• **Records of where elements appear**

──────────────────────────────

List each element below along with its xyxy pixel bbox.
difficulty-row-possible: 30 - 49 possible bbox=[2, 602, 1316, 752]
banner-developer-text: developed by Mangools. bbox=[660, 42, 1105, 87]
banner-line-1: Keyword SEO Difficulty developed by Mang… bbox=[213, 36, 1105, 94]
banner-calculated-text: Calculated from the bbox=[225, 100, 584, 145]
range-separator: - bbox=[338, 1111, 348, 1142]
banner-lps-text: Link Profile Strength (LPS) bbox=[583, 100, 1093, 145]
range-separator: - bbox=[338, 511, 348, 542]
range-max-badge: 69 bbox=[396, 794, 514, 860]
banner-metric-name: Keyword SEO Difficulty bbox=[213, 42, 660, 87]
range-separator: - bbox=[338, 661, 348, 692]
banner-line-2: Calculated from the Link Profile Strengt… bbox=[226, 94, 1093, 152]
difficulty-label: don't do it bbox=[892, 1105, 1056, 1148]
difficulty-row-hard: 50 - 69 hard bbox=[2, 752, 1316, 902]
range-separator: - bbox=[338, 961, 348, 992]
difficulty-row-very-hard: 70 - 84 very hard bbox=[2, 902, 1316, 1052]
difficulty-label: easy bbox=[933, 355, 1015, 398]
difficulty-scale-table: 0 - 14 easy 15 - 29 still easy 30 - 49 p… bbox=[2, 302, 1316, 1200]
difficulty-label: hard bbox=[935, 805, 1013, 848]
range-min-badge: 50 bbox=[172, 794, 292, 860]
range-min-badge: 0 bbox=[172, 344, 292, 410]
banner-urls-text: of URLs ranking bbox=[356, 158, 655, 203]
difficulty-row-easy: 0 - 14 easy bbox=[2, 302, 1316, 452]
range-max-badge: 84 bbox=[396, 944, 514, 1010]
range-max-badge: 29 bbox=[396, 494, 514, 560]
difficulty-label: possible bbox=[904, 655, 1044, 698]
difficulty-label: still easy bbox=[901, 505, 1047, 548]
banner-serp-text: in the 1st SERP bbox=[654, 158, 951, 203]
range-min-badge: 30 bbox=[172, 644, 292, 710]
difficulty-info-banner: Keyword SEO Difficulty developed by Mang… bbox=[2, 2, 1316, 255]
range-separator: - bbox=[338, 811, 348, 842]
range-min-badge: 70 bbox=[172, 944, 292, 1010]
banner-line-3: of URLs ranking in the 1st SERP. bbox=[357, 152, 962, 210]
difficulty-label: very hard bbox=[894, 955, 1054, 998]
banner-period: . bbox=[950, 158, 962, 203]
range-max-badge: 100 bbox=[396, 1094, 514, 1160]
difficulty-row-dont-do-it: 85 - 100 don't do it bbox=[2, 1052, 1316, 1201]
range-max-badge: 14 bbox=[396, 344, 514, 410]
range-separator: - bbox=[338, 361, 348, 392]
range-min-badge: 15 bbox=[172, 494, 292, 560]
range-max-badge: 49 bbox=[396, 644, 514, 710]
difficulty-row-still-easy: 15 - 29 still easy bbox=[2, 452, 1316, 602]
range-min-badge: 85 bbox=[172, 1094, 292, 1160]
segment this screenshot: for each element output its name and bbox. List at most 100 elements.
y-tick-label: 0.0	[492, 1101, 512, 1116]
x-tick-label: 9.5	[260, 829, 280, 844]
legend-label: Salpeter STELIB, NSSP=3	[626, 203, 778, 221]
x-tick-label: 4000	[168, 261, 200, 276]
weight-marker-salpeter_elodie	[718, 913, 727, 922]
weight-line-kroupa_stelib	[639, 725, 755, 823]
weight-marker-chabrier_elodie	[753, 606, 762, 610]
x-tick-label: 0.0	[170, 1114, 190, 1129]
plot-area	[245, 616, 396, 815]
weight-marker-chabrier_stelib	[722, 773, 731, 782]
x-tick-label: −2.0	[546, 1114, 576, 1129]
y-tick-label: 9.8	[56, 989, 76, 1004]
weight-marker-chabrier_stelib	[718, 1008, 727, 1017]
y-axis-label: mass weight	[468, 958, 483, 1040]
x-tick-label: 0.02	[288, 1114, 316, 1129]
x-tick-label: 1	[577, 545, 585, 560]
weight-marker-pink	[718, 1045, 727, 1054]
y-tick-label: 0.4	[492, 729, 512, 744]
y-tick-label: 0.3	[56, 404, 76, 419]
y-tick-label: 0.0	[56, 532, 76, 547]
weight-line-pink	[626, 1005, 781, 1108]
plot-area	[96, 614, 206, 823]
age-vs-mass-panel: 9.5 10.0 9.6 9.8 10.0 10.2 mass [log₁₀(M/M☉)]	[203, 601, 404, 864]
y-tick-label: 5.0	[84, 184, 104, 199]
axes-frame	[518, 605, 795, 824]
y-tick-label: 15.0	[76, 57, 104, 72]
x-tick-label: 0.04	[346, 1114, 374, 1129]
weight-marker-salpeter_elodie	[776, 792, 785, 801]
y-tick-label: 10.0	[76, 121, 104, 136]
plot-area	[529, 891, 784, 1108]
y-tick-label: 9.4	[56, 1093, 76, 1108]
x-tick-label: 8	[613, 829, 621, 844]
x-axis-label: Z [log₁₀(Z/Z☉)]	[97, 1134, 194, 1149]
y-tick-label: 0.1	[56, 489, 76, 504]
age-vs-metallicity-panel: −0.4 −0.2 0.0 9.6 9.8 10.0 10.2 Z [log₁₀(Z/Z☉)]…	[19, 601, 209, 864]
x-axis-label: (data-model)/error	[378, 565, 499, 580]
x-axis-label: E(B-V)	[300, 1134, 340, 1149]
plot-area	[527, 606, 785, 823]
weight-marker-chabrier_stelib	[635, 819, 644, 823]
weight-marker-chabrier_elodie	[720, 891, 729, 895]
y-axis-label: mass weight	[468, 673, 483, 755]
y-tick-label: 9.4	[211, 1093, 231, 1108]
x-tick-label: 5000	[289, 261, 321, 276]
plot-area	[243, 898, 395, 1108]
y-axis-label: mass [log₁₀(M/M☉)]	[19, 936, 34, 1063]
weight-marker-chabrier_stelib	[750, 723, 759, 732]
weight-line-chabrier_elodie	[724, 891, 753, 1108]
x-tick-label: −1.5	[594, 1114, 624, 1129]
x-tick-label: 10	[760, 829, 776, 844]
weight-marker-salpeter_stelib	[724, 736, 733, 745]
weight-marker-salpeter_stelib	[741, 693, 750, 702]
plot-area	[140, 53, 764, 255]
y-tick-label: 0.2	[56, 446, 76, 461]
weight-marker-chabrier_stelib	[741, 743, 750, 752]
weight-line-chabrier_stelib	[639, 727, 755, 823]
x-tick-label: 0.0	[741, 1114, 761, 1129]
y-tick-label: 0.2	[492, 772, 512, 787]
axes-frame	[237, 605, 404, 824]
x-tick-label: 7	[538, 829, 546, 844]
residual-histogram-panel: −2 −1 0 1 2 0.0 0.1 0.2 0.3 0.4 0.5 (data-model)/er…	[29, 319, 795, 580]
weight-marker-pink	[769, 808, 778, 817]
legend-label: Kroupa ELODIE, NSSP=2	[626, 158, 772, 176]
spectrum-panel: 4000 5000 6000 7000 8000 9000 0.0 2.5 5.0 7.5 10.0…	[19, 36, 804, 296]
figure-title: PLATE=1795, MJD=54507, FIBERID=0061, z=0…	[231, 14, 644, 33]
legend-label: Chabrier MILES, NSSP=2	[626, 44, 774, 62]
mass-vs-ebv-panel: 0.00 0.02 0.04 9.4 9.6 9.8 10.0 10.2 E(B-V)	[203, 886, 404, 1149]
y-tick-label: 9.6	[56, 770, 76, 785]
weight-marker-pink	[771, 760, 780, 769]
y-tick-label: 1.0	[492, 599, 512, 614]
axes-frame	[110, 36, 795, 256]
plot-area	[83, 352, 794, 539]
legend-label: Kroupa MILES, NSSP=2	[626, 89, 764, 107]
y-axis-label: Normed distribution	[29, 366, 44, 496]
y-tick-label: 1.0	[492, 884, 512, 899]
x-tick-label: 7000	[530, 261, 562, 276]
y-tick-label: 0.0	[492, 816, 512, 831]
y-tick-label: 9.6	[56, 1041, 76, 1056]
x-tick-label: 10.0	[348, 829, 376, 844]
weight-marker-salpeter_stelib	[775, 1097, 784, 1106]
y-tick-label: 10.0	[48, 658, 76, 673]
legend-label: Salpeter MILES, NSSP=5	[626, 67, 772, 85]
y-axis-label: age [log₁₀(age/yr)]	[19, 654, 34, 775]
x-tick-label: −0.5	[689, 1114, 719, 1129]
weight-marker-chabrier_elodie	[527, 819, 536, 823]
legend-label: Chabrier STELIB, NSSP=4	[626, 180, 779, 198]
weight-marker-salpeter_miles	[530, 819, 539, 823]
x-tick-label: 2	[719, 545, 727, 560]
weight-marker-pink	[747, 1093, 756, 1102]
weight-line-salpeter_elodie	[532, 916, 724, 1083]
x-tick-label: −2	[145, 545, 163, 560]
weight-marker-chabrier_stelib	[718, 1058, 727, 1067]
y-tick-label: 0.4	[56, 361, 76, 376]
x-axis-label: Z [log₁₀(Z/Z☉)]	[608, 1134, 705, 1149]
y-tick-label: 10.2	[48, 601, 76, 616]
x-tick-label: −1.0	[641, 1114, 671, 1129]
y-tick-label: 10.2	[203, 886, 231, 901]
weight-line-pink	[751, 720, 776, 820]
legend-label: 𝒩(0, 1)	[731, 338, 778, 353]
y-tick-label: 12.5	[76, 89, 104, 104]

──────────────────────────────

• **What to work on**
Rewrite the rows from the very first one through the row with "range-separator: - bbox=[338, 1111, 348, 1142]", swapping "developed" for "built" and changing nothing else.

• **The output**
List each element below along with its xyxy pixel bbox.
difficulty-row-possible: 30 - 49 possible bbox=[2, 602, 1316, 752]
banner-developer-text: built by Mangools. bbox=[660, 42, 1105, 87]
banner-line-1: Keyword SEO Difficulty built by Mang… bbox=[213, 36, 1105, 94]
banner-calculated-text: Calculated from the bbox=[225, 100, 584, 145]
range-separator: - bbox=[338, 1111, 348, 1142]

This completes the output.